Ziel der Übung ->
Beantworten Sie die folgenden Fragen mithilfe des Textauszugs.
(a) Wie heißt die Sache, für die die jungen Menschen diesmal einstehen?
(b) In welchem Zeitraum hat Prof. Klaus Schwab mehr an seinen Botschaften geändert als in den über 30 Jahren davor?
(c) Womit wird die notwendige Vorstufe vor dem gemeinsamen Weg verglichen?
---------- Textauszug ----------
Und, wir haben die jungen Menschen. Sie stehen auf, stehen für eine Sache ein. Diesmal heißt die Sache „Überleben dieser Erde“. Wir Erwachsenen müssen alles dafür tun, diese Bewegung zu unterstützen. Der Schmerz der Jugend ist deutlich zu hören. Unsere Aufgabe ist es, Zeit, Geld und alle notwendigen Ressourcen, sowie vor allem unsere Erfahrung dienend zur Verfügung zu stellen. Wir haben Brücken zu bauen und die Sprache der jungen Menschen in praktikable Handlungen zu übersetzen. Gerade im Feld der Digitalisierung sind wir besonders gefordert. Hier dreht sich das „Weltenprinzip“ zum Teil um: Die Jugend ist die Wissende, was Technik und Anwendung betrifft. Wir Älteren haben einen weiteren Blick, welche Folgen die Digitalisierung für Geist, Körper, Seele und Gesellschaft haben kann. Was wir brauchen, ist einen vorurteilsfreien, generationenübergreifenden Dialog.

Jeder – und das gilt insbesondere für Unternehmenslenker, Politiker und gesellschaftlich Exponierte – ist jetzt aufgefordert, radikal (im Sinne von radix, radicis = an die Wurzel gehend) sein Denken und Handeln zu überprüfen und sich für Kooperation, Gemeinwohl und Erdenverträglichkeit stark zu machen. Sehen Sie sich z.B. Prof. Klaus Schwab vom World Economy Forum aus Davos an. Er hat in den letzten drei Jahren mehr an seinen Botschaften für die (Wirtschafts-)Welt geändert als in den über 30 Jahren davor. … und Schwab ist nun ja wirklich nicht das Paradebeispiel eines naiven Aktivisten, oder?

Um mich nochmals klar auszudrücken: Natürlich sehe ich die Spannungen und Widersprüche, die in der Welt vorherrschen, sehr deutlich. Noch nie zuvor waren wir als Menschheit mit so vielen Einzelvorstellungen, auf denen wir erst einmal beharren wollen, unterwegs, wie heute. Ich sehe das aber als notwendige Vorstufe an, um uns im nächsten Schritt auf einen gemeinsamen Weg zu machen. So, wie ein mächtiges Gewitter, das reinigend über die Welt fegt, bevor diese neu erblühen kann. Auch hier ist die Digitalisierung ein Beschleuniger dessen, was bereits da ist.

Wir nennen das Postdigital – ein gutes Leben für die gesamte Menschheit ist möglich. Da bin ich sehr, sehr zuversichtlich, dass Gottes Hand den „richtigen Plan“ hat (lächelt entspannt).
---------- Gespeicherte Einträge ----------
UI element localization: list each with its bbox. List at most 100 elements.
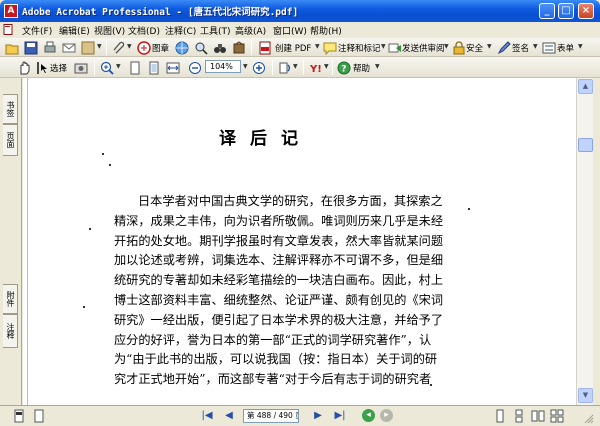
vertical-scrollbar[interactable]: ▲ ▼ [576,78,593,405]
menu-tools[interactable]: 工具(T) [200,24,231,37]
print-icon[interactable] [43,41,57,55]
actual-size-icon[interactable] [128,61,142,75]
stamp-icon[interactable] [137,41,151,55]
hand-tool-icon[interactable] [17,61,31,75]
comment-markup-button[interactable]: 注释和标记 [338,42,381,54]
stamp-label[interactable]: 图章 [152,42,169,54]
select-label[interactable]: 选择 [50,62,67,74]
create-pdf-icon[interactable] [258,41,272,55]
forms-dropdown-icon[interactable]: ▼ [578,43,583,50]
file-toolbar: ▼ ▼ 图章 创建 PDF ▼ 注释和标记 ▼ 发送供审阅 ▼ 安全 ▼ 签名 … [0,38,600,57]
text-line: 为“由于此书的出版，可以说我国（按：指日本）关于词的研 [114,352,438,367]
comment-dropdown-icon[interactable]: ▼ [381,43,386,50]
read-out-icon[interactable] [232,41,246,55]
scroll-thumb[interactable] [578,138,593,152]
security-dropdown-icon[interactable]: ▼ [487,43,492,50]
yahoo-icon[interactable]: Y! [309,61,323,75]
attach-icon[interactable] [112,41,126,55]
zoom-in-icon[interactable] [252,61,266,75]
zoom-tool-dropdown-icon[interactable]: ▼ [116,63,121,70]
lock-icon[interactable] [452,41,466,55]
tab-attachments[interactable]: 附件 [3,284,18,314]
page-number-field[interactable]: 第 488 / 490 页 [243,409,299,423]
page-layout-icon[interactable] [32,409,46,423]
fit-width-icon[interactable] [166,61,180,75]
send-review-dropdown-icon[interactable]: ▼ [444,43,449,50]
menu-advanced[interactable]: 高级(A) [235,24,266,37]
tab-bookmarks[interactable]: 书签 [3,94,18,124]
organizer-icon[interactable] [81,41,95,55]
security-button[interactable]: 安全 [466,42,483,54]
sign-pen-icon[interactable] [497,41,511,55]
facing-pages-icon[interactable] [531,409,545,423]
resize-grip-icon[interactable] [584,414,594,424]
select-text-icon[interactable] [35,61,49,75]
send-review-icon[interactable] [388,41,402,55]
toolbar-separator [94,60,95,75]
document-menu-icon[interactable] [3,24,14,35]
maximize-button[interactable]: □ [558,3,574,19]
forms-icon[interactable] [542,41,556,55]
text-line: 统研究的专著却如未经彩笔描绘的一块洁白画布。因此，村上 [114,273,444,288]
fit-page-icon[interactable] [147,61,161,75]
snapshot-icon[interactable] [74,61,88,75]
forms-button[interactable]: 表单 [557,42,574,54]
open-icon[interactable] [5,41,19,55]
search-icon[interactable] [194,41,208,55]
document-view[interactable]: 译后记 日本学者对中国古典文学的研究，在很多方面，其探索之 精深，成果之丰伟，向… [23,78,576,405]
minimize-button[interactable]: _ [539,3,555,19]
go-forward-icon[interactable]: ▸ [380,409,393,422]
last-page-button[interactable]: ▶| [333,409,347,423]
scan-speck [109,164,111,166]
continuous-icon[interactable] [512,409,526,423]
scroll-up-arrow-icon[interactable]: ▲ [578,79,593,94]
sign-button[interactable]: 签名 [512,42,529,54]
menu-comments[interactable]: 注释(C) [165,24,196,37]
tab-pages[interactable]: 页面 [3,124,18,156]
menu-document[interactable]: 文档(D) [128,24,160,37]
sign-dropdown-icon[interactable]: ▼ [533,43,538,50]
continuous-facing-icon[interactable] [550,409,564,423]
attach-dropdown-icon[interactable]: ▼ [127,43,132,50]
menu-view[interactable]: 视图(V) [94,24,125,37]
scan-speck [83,306,85,308]
email-icon[interactable] [62,41,76,55]
tab-comments[interactable]: 注释 [3,314,18,348]
toolbar-separator [106,40,107,55]
rotate-view-icon[interactable] [278,61,292,75]
navigation-toolbar: 选择 ▼ 104% ▼ ▼ Y! ▼ ? 帮助 ▼ [0,57,600,78]
scroll-down-arrow-icon[interactable]: ▼ [578,388,593,403]
next-page-button[interactable]: ▶ [311,409,325,423]
organizer-dropdown-icon[interactable]: ▼ [97,43,102,50]
first-page-button[interactable]: |◀ [200,409,214,423]
yahoo-dropdown-icon[interactable]: ▼ [324,63,329,70]
single-page-icon[interactable] [493,409,507,423]
text-line: 加以论述或考辨，词集选本、注解评释亦不可谓不多，但是细 [114,253,444,268]
create-pdf-button[interactable]: 创建 PDF [275,42,311,54]
web-capture-icon[interactable] [175,41,189,55]
send-review-button[interactable]: 发送供审阅 [402,42,445,54]
zoom-out-icon[interactable] [188,61,202,75]
menu-edit[interactable]: 编辑(E) [59,24,90,37]
save-icon[interactable] [24,41,38,55]
comment-icon[interactable] [323,41,337,55]
menu-help[interactable]: 帮助(H) [310,24,342,37]
zoom-in-tool-icon[interactable] [100,61,114,75]
zoom-level-field[interactable]: 104% [205,60,241,73]
body-text: 日本学者对中国古典文学的研究，在很多方面，其探索之 精深，成果之丰伟，向为识者所… [114,192,540,390]
binoculars-icon[interactable] [213,41,227,55]
page-edge [27,78,28,405]
close-button[interactable]: × [578,3,594,19]
menu-window[interactable]: 窗口(W) [273,24,307,37]
create-pdf-dropdown-icon[interactable]: ▼ [315,43,320,50]
help-dropdown-icon[interactable]: ▼ [375,63,380,70]
right-pane-edge [593,78,600,405]
previous-page-button[interactable]: ◀ [222,409,236,423]
page-thumbnail-icon[interactable] [12,409,26,423]
rotate-dropdown-icon[interactable]: ▼ [293,63,298,70]
go-back-icon[interactable]: ◂ [362,409,375,422]
menu-file[interactable]: 文件(F) [22,24,52,37]
help-icon[interactable]: ? [337,61,351,75]
zoom-level-dropdown-icon[interactable]: ▼ [243,63,248,70]
help-button[interactable]: 帮助 [353,62,370,74]
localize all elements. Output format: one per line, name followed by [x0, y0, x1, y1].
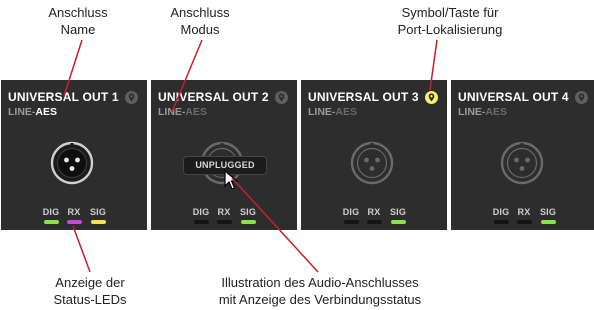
led-label: RX: [67, 207, 81, 217]
xlr-connector-icon: [49, 140, 95, 186]
mode-line-label: LINE: [308, 106, 332, 118]
led-indicator: [366, 220, 382, 224]
mode-aes-label: AES: [335, 106, 358, 118]
status-led-dig: DIG: [192, 207, 210, 224]
mode-aes-label: AES: [185, 106, 208, 118]
led-label: DIG: [492, 207, 510, 217]
led-indicator: [193, 220, 209, 224]
status-led-rx: RX: [365, 207, 383, 224]
callout-connector-name: Anschluss Name: [38, 4, 118, 38]
callout-connector-mode: Anschluss Modus: [160, 4, 240, 38]
callout-status-leds: Anzeige der Status-LEDs: [40, 274, 140, 308]
led-indicator: [43, 220, 59, 224]
locate-port-button[interactable]: [125, 91, 138, 104]
port-mode[interactable]: LINE-AES: [8, 106, 57, 118]
led-indicator: [240, 220, 256, 224]
locate-port-button[interactable]: [275, 91, 288, 104]
output-panel-3: UNIVERSAL OUT 3 LINE-AES DIG RX SIG: [301, 80, 447, 230]
output-panel-4: UNIVERSAL OUT 4 LINE-AES DIG RX SIG: [451, 80, 594, 230]
callout-line: Modus: [180, 22, 220, 37]
led-label: SIG: [89, 207, 107, 217]
status-led-rx: RX: [215, 207, 233, 224]
led-label: DIG: [192, 207, 210, 217]
led-label: SIG: [389, 207, 407, 217]
led-label: SIG: [239, 207, 257, 217]
led-indicator: [216, 220, 232, 224]
callout-line: Status-LEDs: [53, 292, 127, 307]
status-leds: DIG RX SIG: [1, 207, 147, 227]
led-indicator: [493, 220, 509, 224]
status-leds: DIG RX SIG: [151, 207, 297, 227]
led-indicator: [90, 220, 106, 224]
led-indicator: [540, 220, 556, 224]
led-label: SIG: [539, 207, 557, 217]
led-label: DIG: [42, 207, 60, 217]
status-leds: DIG RX SIG: [451, 207, 594, 227]
output-panel-1: UNIVERSAL OUT 1 LINE-AES DIG RX SIG: [1, 80, 147, 230]
callout-line: Anzeige der: [55, 275, 125, 290]
mode-line-label: LINE: [458, 106, 482, 118]
callout-line: mit Anzeige des Verbindungsstatus: [218, 292, 422, 307]
port-mode[interactable]: LINE-AES: [308, 106, 357, 118]
status-led-sig: SIG: [239, 207, 257, 224]
status-led-sig: SIG: [89, 207, 107, 224]
led-label: RX: [217, 207, 231, 217]
status-led-dig: DIG: [492, 207, 510, 224]
callout-line: Illustration des Audio-Anschlusses: [221, 275, 419, 290]
led-indicator: [516, 220, 532, 224]
port-name: UNIVERSAL OUT 2: [158, 90, 269, 104]
status-led-dig: DIG: [42, 207, 60, 224]
led-indicator: [390, 220, 406, 224]
status-led-sig: SIG: [389, 207, 407, 224]
port-name: UNIVERSAL OUT 4: [458, 90, 569, 104]
status-leds: DIG RX SIG: [301, 207, 447, 227]
port-name: UNIVERSAL OUT 1: [8, 90, 119, 104]
mode-line-label: LINE: [158, 106, 182, 118]
xlr-connector-icon: [349, 140, 395, 186]
led-label: DIG: [342, 207, 360, 217]
mouse-cursor-icon: [224, 169, 239, 195]
mode-line-label: LINE: [8, 106, 32, 118]
status-led-dig: DIG: [342, 207, 360, 224]
port-mode[interactable]: LINE-AES: [458, 106, 507, 118]
callout-connector-illustration: Illustration des Audio-Anschlusses mit A…: [195, 274, 445, 308]
status-led-sig: SIG: [539, 207, 557, 224]
callout-line: Anschluss: [48, 5, 108, 20]
callout-line: Anschluss: [170, 5, 230, 20]
port-mode[interactable]: LINE-AES: [158, 106, 207, 118]
mode-aes-label: AES: [485, 106, 508, 118]
locate-port-button[interactable]: [575, 91, 588, 104]
xlr-connector-icon: [499, 140, 545, 186]
status-led-rx: RX: [515, 207, 533, 224]
callout-line: Name: [60, 22, 96, 37]
led-indicator: [343, 220, 359, 224]
locate-port-button[interactable]: [425, 91, 438, 104]
mode-aes-label: AES: [35, 106, 58, 118]
callout-port-locate: Symbol/Taste für Port-Lokalisierung: [380, 4, 520, 38]
status-led-rx: RX: [65, 207, 83, 224]
led-label: RX: [367, 207, 381, 217]
led-indicator: [66, 220, 82, 224]
callout-line: Port-Lokalisierung: [397, 22, 503, 37]
callout-line: Symbol/Taste für: [401, 5, 499, 20]
port-name: UNIVERSAL OUT 3: [308, 90, 419, 104]
output-panel-2: UNIVERSAL OUT 2 LINE-AES UNPLUGGED DIG RX SIG: [151, 80, 297, 230]
leader-line-leds: [72, 225, 91, 273]
led-label: RX: [517, 207, 531, 217]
----------
Antwort ->
(a) Die Sache heißt „Überleben dieser Erde“.
(b) Er hat sie in den letzten drei Jahren geändert.
(c) Sie wird mit einem mächtigen Gewitter verglichen, das reinigend über die Welt fegt, bevor diese neu erblühen kann.